[Dataset records]
- - - - - - -
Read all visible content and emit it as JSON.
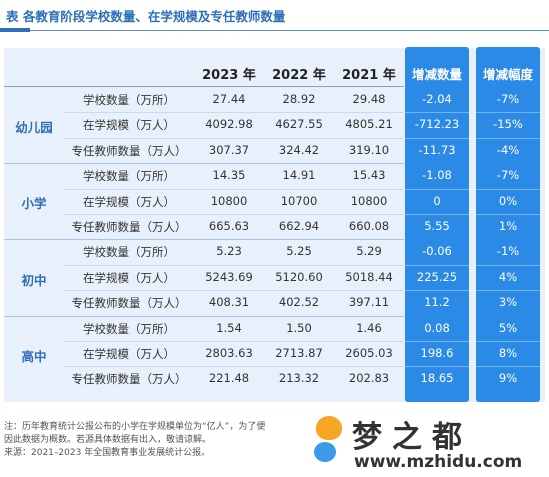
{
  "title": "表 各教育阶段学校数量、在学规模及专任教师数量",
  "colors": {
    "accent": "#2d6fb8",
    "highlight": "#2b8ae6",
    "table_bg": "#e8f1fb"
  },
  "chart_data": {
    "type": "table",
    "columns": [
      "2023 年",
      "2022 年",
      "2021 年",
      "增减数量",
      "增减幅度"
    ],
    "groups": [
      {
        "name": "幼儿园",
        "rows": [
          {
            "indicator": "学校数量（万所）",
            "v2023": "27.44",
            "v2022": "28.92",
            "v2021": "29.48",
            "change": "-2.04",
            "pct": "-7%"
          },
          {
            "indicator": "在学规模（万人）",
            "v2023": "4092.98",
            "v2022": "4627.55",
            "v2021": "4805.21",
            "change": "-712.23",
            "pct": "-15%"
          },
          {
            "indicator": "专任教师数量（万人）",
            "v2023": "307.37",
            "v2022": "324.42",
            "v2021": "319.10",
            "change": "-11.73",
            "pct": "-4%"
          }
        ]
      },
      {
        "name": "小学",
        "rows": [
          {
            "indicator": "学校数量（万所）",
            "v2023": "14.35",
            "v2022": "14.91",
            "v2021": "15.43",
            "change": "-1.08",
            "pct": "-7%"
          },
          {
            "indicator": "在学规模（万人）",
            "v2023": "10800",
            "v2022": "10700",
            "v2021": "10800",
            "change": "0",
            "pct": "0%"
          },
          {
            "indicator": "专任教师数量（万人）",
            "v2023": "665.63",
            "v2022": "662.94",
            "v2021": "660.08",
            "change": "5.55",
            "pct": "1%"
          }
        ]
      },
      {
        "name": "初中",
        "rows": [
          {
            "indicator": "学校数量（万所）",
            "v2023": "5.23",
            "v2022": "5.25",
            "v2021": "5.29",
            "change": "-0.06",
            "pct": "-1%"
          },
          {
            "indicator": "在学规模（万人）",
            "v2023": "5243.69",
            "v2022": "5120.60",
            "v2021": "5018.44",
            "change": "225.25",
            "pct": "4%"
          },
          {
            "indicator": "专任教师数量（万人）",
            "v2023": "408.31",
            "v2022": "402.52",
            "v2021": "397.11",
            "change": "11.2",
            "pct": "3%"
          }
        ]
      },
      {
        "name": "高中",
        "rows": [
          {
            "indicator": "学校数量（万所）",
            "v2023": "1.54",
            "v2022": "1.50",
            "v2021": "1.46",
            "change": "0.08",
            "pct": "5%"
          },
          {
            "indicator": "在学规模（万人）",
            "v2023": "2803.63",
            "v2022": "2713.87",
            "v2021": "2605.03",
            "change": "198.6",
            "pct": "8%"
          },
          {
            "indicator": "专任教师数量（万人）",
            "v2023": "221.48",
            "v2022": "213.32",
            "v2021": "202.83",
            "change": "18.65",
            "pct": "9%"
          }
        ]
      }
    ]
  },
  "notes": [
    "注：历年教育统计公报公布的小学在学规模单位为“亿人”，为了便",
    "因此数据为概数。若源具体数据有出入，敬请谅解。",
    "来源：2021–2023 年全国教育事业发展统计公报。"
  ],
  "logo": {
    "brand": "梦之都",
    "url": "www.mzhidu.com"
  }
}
- - - - - - -
What you are asked to do
Read the lines above. Gather those in which the string "change" is found.

Answer to this problem
            "change": "-2.04",
            "change": "-712.23",
            "change": "-11.73",
            "change": "-1.08",
            "change": "0",
            "change": "5.55",
            "change": "-0.06",
            "change": "225.25",
            "change": "11.2",
            "change": "0.08",
            "change": "198.6",
            "change": "18.65",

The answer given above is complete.